Saved entries:
▼

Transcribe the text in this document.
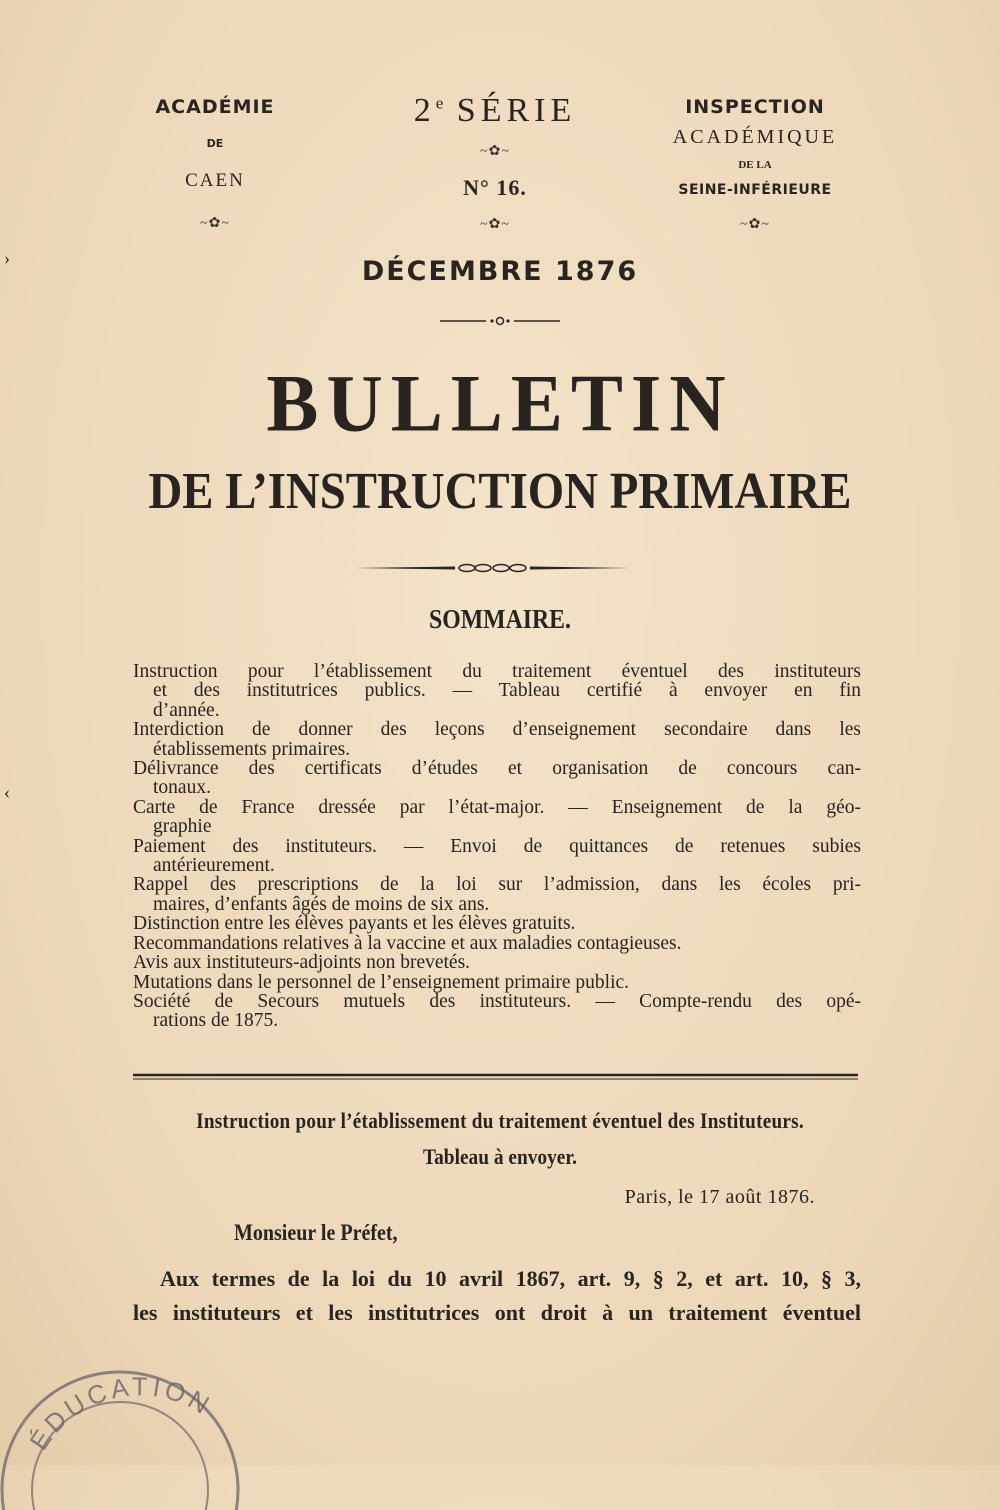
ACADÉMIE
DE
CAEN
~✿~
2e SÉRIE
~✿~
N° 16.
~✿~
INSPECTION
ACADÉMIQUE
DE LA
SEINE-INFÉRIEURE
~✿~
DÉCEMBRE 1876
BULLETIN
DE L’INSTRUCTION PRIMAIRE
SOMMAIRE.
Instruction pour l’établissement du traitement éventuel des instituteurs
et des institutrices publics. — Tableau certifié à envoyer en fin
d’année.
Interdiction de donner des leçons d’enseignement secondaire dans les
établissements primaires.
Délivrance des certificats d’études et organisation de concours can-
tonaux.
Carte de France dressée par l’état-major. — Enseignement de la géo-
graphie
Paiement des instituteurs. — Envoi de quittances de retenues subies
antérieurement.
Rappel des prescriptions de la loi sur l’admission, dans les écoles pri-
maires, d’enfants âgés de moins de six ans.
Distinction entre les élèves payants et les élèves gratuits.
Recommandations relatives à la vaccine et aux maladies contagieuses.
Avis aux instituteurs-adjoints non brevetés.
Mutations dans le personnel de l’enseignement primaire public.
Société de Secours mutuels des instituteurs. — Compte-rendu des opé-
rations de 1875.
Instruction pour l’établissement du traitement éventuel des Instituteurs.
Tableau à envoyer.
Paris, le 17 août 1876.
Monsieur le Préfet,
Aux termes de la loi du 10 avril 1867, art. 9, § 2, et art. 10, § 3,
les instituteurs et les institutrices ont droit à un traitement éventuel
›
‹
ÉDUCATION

▲

# [Written exercise]
Copy out the data above exactly, except the pictures.

# [Expected answer]
Transcribe the text in this document.
ACADÉMIE
DE
CAEN
~✿~
2e SÉRIE
~✿~
N° 16.
~✿~
INSPECTION
ACADÉMIQUE
DE LA
SEINE-INFÉRIEURE
~✿~
DÉCEMBRE 1876
BULLETIN
DE L’INSTRUCTION PRIMAIRE
SOMMAIRE.
Instruction pour l’établissement du traitement éventuel des instituteurs
et des institutrices publics. — Tableau certifié à envoyer en fin
d’année.
Interdiction de donner des leçons d’enseignement secondaire dans les
établissements primaires.
Délivrance des certificats d’études et organisation de concours can-
tonaux.
Carte de France dressée par l’état-major. — Enseignement de la géo-
graphie
Paiement des instituteurs. — Envoi de quittances de retenues subies
antérieurement.
Rappel des prescriptions de la loi sur l’admission, dans les écoles pri-
maires, d’enfants âgés de moins de six ans.
Distinction entre les élèves payants et les élèves gratuits.
Recommandations relatives à la vaccine et aux maladies contagieuses.
Avis aux instituteurs-adjoints non brevetés.
Mutations dans le personnel de l’enseignement primaire public.
Société de Secours mutuels des instituteurs. — Compte-rendu des opé-
rations de 1875.
Instruction pour l’établissement du traitement éventuel des Instituteurs.
Tableau à envoyer.
Paris, le 17 août 1876.
Monsieur le Préfet,
Aux termes de la loi du 10 avril 1867, art. 9, § 2, et art. 10, § 3,
les instituteurs et les institutrices ont droit à un traitement éventuel
›
‹
ÉDUCATION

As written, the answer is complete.